TAREFAS E EXERCÍCIOS:
1) Como ficaria, em forma de lista mais curta e com os fatos principais, o parágrafo do texto sobre fotógrafos angustiados que começa com "OS ANGUSTIADOS: às vezes, a angústia é com a fotografia"?
2) No texto sobre fotógrafos angustiados, por que alguns deles fazem da fotografia sua forma de expressão?
3) Prossiga com o texto sobre fotógrafos angustiados a partir do ponto em que ele termina.

OS ANGUSTIADOS: às vezes, a angústia é com a fotografia. Eles olham, olham... E pensam que poderia ter ficado melhor, que não souberam aproveitar bem a ocasião, que o editor não soube escolher, que a impressão ficou ruim... Outros se angustiam com a relação do fotógrafo com o objeto fotografado. O rapaz vai lá numa comunidadezinha distante e volta se sentindo um ladrão de almas, perguntando a si mesmo e ao resto do mundo qual foi a contrapartida social deste trabalho. Acham que podem usar a fotografia para mudar o mundo. Mas, no fundo, não usam. Apenas se angustiam. Outras já extrapolam: estão angustiados é com a vida mesmo. Fazem da fotografia sua forma de expressão porque precisam muito expressar seu próprio “eu”, sabe? Ok! Eles costumam ser pessoas do bem! Mas, cá entre nós, prefiro os mais felizes.

ENTRADAS FORNECIDAS:

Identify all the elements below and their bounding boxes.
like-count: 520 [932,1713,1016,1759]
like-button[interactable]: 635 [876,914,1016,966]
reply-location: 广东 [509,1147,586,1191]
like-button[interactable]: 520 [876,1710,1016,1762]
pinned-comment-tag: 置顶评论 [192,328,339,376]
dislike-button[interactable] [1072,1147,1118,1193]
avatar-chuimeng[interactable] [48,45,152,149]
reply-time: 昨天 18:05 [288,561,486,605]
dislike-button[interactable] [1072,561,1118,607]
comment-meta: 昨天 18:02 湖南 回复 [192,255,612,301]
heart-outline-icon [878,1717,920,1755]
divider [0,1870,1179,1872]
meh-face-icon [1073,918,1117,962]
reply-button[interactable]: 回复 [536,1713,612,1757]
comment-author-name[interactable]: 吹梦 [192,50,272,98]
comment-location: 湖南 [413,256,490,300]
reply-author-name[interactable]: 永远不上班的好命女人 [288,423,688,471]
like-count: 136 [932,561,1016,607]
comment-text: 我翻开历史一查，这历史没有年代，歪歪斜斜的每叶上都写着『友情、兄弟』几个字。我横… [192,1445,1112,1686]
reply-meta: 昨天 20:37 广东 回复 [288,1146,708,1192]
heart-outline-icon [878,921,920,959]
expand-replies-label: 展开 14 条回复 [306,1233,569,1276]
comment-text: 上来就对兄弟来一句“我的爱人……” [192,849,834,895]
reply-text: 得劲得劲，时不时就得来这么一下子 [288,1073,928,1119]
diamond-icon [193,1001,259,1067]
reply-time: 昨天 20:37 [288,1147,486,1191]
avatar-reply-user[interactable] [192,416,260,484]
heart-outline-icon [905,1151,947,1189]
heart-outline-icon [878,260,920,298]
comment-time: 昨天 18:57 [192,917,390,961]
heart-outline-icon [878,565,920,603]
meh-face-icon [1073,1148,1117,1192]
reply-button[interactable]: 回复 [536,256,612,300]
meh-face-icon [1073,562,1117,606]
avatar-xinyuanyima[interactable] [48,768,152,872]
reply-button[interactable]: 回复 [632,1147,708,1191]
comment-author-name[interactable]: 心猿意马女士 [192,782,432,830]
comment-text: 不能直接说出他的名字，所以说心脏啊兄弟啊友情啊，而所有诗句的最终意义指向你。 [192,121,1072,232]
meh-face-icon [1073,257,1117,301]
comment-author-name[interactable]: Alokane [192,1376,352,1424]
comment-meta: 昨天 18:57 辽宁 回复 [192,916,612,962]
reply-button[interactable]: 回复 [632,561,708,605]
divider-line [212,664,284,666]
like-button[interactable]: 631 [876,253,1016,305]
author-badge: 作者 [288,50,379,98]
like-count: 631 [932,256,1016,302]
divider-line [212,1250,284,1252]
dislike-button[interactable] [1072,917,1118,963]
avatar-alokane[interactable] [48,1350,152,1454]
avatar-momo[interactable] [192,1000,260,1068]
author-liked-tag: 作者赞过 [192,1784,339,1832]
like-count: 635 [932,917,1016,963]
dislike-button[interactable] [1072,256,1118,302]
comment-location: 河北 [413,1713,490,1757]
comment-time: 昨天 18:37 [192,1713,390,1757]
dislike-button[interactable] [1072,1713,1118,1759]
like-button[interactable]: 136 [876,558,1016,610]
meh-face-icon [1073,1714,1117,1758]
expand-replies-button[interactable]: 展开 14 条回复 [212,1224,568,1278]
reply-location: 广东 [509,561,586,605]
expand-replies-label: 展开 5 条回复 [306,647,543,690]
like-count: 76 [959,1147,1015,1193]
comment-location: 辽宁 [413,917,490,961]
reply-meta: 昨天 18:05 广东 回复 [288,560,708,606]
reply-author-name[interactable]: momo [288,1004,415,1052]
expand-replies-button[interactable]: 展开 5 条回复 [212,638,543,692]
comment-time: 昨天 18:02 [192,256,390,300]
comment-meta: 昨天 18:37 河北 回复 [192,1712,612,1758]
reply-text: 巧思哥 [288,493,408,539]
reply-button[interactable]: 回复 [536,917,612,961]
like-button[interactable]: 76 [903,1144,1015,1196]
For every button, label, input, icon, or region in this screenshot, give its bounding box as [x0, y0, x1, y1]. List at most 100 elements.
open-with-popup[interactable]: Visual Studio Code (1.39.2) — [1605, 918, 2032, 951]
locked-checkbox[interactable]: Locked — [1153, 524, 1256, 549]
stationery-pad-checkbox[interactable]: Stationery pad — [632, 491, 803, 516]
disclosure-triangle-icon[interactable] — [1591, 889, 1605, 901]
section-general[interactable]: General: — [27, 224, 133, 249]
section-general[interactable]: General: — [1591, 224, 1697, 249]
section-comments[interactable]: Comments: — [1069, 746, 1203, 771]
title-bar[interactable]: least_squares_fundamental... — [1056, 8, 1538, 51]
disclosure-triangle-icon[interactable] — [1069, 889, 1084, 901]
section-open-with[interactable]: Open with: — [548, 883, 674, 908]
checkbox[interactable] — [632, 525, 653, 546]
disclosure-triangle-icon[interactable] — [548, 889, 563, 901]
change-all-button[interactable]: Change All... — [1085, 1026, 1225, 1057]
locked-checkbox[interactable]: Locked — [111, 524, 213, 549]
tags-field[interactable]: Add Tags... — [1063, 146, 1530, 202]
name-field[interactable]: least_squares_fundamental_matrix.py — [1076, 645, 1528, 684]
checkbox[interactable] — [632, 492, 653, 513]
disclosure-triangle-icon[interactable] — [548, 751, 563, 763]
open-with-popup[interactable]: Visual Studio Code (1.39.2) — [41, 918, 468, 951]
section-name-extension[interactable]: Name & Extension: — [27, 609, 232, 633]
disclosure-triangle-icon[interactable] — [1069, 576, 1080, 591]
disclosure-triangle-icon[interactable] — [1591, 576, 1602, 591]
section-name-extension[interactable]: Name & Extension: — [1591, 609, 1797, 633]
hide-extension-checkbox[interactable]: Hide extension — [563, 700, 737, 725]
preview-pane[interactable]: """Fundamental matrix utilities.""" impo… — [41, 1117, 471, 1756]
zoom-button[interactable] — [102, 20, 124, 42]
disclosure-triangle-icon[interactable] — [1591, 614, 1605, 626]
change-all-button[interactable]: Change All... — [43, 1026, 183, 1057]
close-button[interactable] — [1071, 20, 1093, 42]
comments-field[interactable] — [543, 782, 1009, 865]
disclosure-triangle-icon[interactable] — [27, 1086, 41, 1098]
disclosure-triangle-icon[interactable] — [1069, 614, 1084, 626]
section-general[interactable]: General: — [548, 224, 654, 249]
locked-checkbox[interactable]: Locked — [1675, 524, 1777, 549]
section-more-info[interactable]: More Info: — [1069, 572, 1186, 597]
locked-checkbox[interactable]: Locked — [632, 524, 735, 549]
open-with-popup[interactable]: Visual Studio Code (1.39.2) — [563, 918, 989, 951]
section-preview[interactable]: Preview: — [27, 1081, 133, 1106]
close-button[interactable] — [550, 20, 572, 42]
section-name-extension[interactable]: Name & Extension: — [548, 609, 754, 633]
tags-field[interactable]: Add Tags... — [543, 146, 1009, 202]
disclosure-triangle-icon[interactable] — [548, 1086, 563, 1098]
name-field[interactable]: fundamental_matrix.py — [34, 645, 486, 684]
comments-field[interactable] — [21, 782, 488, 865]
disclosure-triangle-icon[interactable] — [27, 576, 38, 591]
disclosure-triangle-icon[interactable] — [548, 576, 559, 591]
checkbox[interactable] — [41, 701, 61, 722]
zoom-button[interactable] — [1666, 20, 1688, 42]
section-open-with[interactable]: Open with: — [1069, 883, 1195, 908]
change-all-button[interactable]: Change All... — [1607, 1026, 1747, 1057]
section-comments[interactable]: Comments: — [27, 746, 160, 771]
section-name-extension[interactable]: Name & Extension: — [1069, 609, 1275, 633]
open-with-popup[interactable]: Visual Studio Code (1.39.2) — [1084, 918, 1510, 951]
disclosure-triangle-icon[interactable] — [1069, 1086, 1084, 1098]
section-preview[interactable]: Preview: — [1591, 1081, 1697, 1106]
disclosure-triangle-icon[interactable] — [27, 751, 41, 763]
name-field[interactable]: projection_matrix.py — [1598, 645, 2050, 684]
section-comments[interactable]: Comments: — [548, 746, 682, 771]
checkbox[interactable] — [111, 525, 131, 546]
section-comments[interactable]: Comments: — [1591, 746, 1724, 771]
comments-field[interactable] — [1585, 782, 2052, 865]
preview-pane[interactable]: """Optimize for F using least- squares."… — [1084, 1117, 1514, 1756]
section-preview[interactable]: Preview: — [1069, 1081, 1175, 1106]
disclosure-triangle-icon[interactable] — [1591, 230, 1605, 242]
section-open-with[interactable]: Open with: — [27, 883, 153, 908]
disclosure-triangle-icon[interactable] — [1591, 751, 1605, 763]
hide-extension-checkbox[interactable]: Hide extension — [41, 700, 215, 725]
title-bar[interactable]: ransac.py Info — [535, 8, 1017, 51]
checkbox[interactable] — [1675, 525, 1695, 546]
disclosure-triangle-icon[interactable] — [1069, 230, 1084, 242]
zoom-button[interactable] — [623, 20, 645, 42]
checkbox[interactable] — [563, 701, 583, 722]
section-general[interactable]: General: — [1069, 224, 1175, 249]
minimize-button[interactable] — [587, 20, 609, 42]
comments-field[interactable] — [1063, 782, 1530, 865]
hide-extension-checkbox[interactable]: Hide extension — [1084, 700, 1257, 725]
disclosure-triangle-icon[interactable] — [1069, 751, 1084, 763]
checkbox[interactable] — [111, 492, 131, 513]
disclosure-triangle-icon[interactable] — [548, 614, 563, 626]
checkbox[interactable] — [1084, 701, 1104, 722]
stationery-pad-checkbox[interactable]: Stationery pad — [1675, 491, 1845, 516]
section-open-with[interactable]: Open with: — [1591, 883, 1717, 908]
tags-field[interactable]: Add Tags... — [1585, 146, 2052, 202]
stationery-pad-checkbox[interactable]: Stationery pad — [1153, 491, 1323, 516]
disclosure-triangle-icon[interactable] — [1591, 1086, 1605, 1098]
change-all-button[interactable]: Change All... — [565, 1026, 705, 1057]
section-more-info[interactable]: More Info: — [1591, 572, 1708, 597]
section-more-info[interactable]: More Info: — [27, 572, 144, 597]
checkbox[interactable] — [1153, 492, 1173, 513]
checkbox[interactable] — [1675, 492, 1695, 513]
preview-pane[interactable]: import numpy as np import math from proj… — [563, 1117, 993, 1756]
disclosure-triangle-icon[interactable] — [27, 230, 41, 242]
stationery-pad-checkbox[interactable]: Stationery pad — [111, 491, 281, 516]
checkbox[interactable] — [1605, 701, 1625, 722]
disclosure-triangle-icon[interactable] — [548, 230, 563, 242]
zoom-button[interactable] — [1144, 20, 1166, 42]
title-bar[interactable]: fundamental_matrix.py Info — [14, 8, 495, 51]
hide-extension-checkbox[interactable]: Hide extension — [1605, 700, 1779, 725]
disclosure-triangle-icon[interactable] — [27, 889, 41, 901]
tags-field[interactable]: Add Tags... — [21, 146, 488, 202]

RESPOSTAS POR TAREFA:
1)
- Angústia com a própria fotografia: acham que poderia ter ficado melhor, que não aproveitaram bem a ocasião, que o editor escolheu mal ou que a impressão ficou ruim.
- Angústia com a relação entre fotógrafo e fotografado: voltam de comunidades distantes sentindo-se ladrões de almas e questionando a contrapartida social do trabalho. Acham que podem mudar o mundo com a fotografia, mas apenas se angustiam.
- Angústia com a vida: usam a fotografia como forma de expressão do próprio "eu".
- Avaliação final: costumam ser pessoas do bem, mas quem escreve prefere os mais felizes.

2) Segundo o texto, esses fotógrafos estão angustiados com a própria vida. Por isso fazem da fotografia sua forma de expressão, já que precisam muito expressar seu próprio "eu".

3)
Também não tenho muita paciência com os MENINOS PRODÍGIOS. São criativos, ousados, antenados. Mas geralmente tem uma empáfia! Compreendo bem que alguém que já tem fama de bom profissional antes de completar 30 anos fique um pouco deslumbrado. Mas me lembro que, não sei quando nem onde, o Pedro Martinelli disse que só se considerou fotógrafo depois de 10 anos de profissão. Acredito que tenha mais relação com a postura que se adquire com a experiência do que com o resultado técnico-estético das fotos. O bom é que os jovens talentos, com o tempo, vão percebendo que há mais coisas entre a câmara escura e o fundo infinito do que julga sua vã sabedoria. E vão se tornando pessoas menos arrogantes e, portanto, mais simpáticas e interessantes (talvez por isto os meus preferidos sejam os mais velhos)."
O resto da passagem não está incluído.